» **DIRECTIONS**
List all lines of the data that include the string "一带一路".

» **GIVEN DATA**
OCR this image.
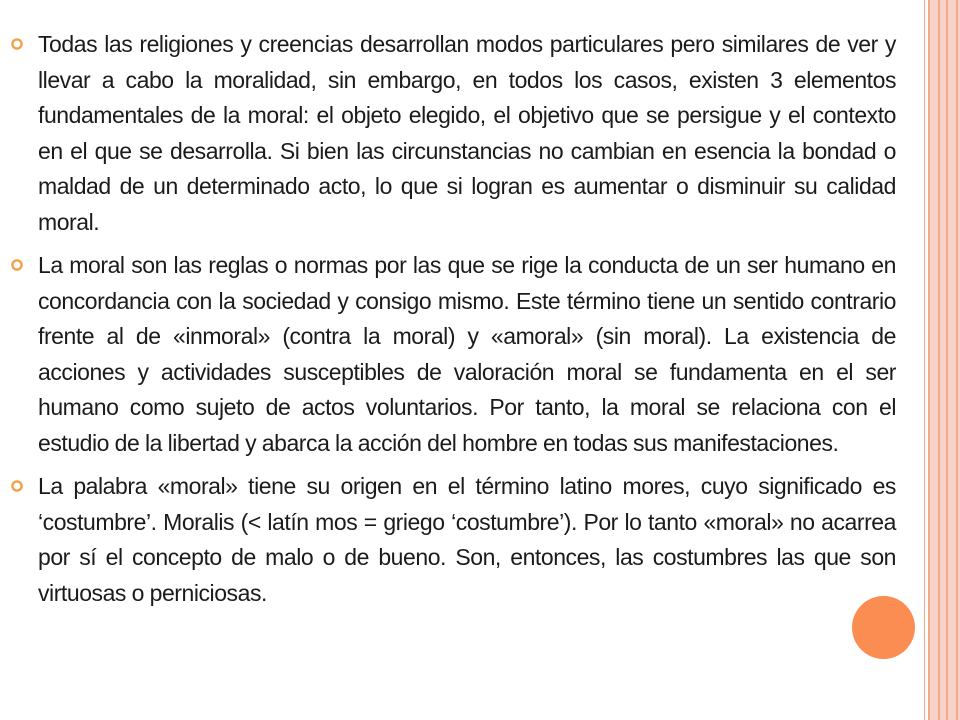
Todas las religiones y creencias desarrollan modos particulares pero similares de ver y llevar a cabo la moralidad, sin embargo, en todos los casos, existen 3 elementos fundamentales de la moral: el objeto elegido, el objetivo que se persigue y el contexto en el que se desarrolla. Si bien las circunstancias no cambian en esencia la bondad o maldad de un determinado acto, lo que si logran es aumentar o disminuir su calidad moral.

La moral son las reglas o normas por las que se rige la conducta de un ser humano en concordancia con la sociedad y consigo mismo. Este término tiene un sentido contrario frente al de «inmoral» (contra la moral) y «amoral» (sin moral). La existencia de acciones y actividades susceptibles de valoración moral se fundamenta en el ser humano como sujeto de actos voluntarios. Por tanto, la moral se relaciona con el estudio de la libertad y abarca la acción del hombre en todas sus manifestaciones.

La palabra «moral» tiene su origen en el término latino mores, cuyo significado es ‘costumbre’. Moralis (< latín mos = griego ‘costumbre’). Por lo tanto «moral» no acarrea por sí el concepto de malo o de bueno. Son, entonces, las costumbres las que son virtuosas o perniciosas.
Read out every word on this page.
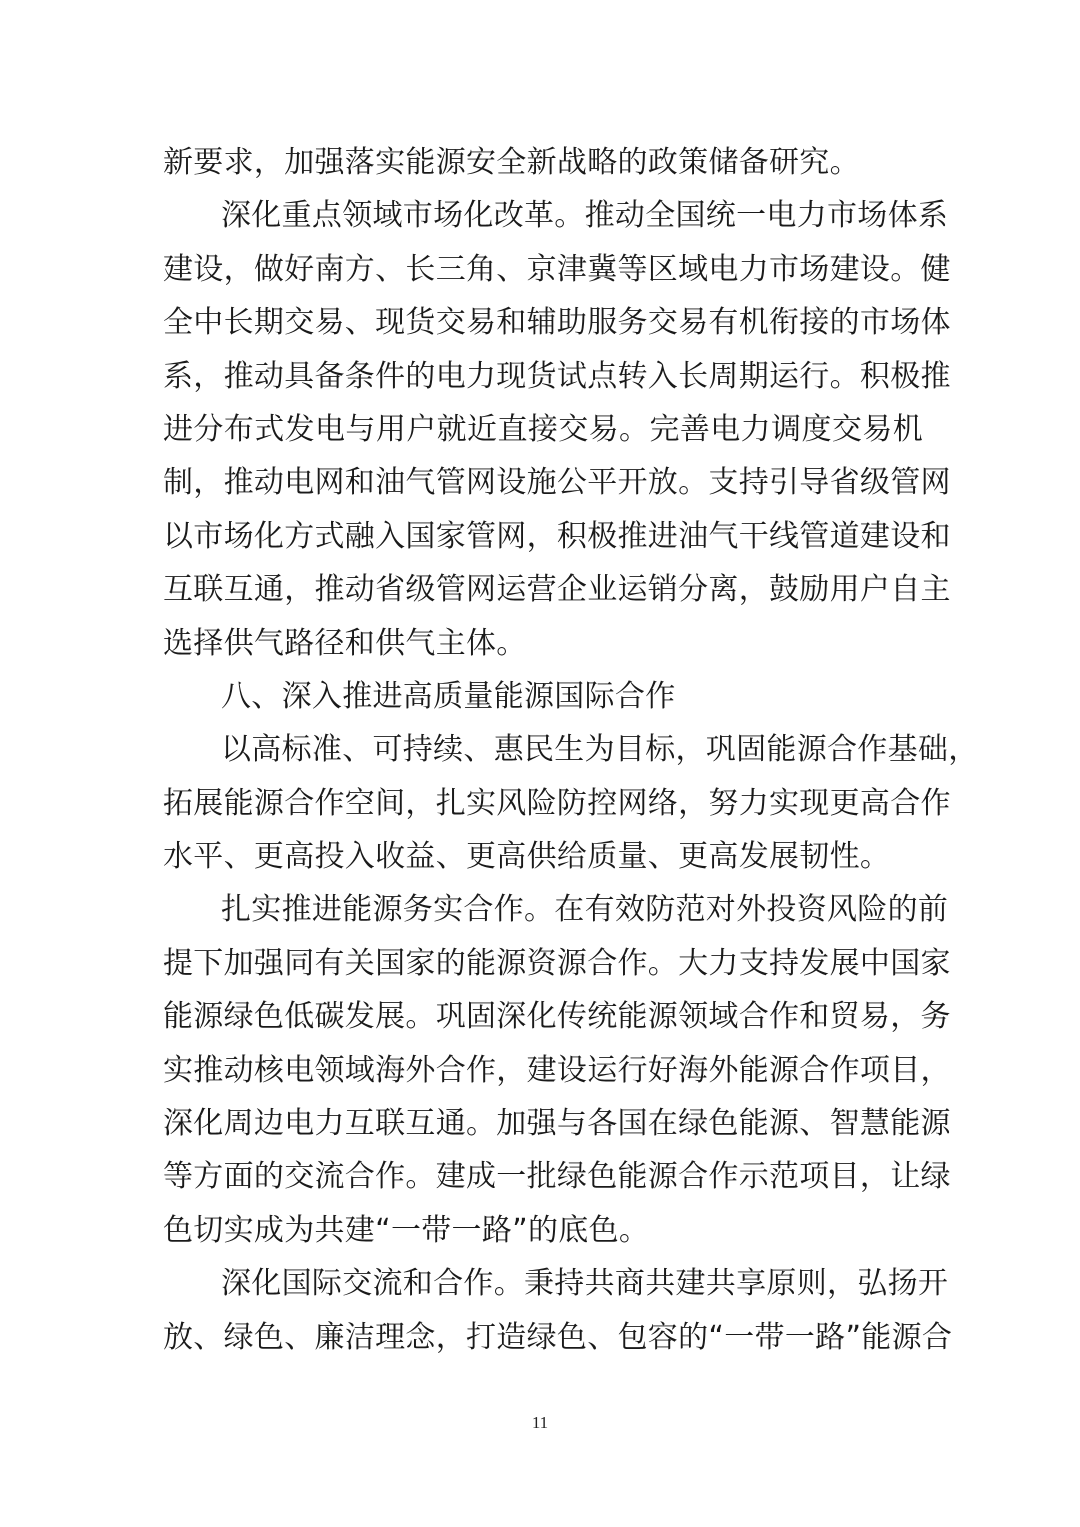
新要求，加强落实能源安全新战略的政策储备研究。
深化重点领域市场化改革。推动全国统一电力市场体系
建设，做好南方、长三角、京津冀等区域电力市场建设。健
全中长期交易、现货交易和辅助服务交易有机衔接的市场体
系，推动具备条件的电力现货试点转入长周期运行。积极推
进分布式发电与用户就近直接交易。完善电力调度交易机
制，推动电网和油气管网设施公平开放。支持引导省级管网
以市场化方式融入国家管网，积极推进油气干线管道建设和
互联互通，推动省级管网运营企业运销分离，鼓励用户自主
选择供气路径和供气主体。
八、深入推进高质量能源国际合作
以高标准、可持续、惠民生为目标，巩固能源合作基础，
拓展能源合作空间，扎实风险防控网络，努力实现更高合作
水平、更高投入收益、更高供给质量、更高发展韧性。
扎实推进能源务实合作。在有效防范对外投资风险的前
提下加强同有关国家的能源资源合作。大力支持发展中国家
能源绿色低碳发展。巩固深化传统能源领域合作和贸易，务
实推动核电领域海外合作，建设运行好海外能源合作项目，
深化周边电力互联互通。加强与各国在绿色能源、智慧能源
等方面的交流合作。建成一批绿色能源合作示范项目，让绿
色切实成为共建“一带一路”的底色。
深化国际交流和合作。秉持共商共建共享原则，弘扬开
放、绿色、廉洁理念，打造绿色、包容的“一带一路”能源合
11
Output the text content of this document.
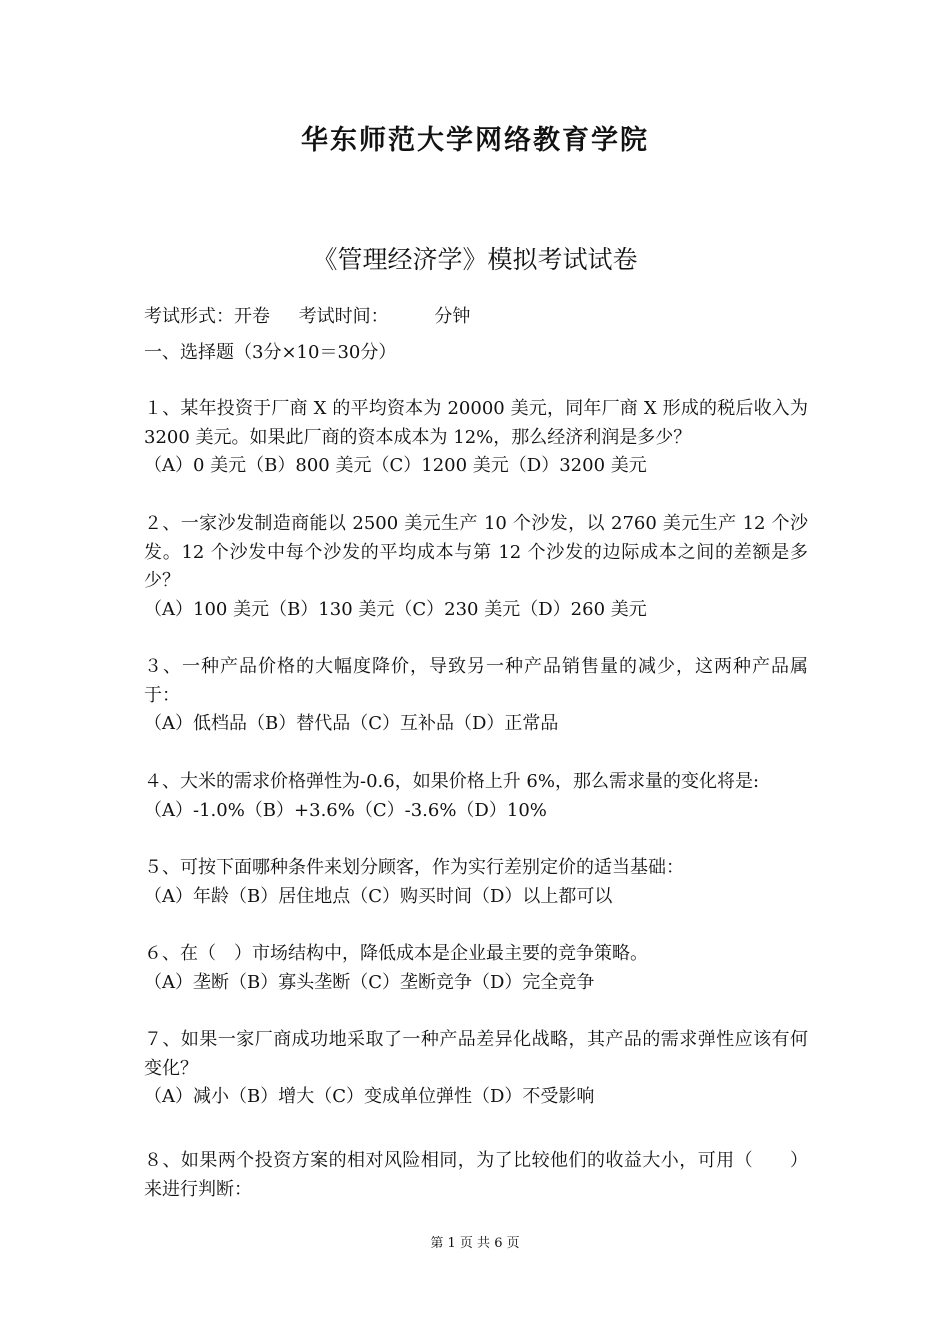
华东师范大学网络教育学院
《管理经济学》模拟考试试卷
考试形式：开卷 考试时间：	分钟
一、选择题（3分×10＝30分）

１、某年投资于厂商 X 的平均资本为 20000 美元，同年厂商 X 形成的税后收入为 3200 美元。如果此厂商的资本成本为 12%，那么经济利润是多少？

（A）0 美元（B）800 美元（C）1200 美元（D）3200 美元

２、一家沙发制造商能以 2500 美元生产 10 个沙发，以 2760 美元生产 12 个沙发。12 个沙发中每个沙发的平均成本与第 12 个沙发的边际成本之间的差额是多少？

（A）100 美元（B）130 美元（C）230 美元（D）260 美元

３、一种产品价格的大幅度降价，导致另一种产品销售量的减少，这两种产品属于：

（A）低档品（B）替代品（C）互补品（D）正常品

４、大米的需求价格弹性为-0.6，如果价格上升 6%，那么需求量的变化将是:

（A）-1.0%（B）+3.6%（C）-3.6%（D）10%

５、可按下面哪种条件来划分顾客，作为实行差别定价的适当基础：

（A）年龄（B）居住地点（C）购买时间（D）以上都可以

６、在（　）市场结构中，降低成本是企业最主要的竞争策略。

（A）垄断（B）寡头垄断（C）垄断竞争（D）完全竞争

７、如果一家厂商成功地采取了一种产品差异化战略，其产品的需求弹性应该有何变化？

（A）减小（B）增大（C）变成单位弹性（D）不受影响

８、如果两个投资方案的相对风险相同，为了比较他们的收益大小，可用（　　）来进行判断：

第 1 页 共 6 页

» **EXPECTED OUTPUT**
色切实成为共建“一带一路”的底色。
放、绿色、廉洁理念，打造绿色、包容的“一带一路”能源合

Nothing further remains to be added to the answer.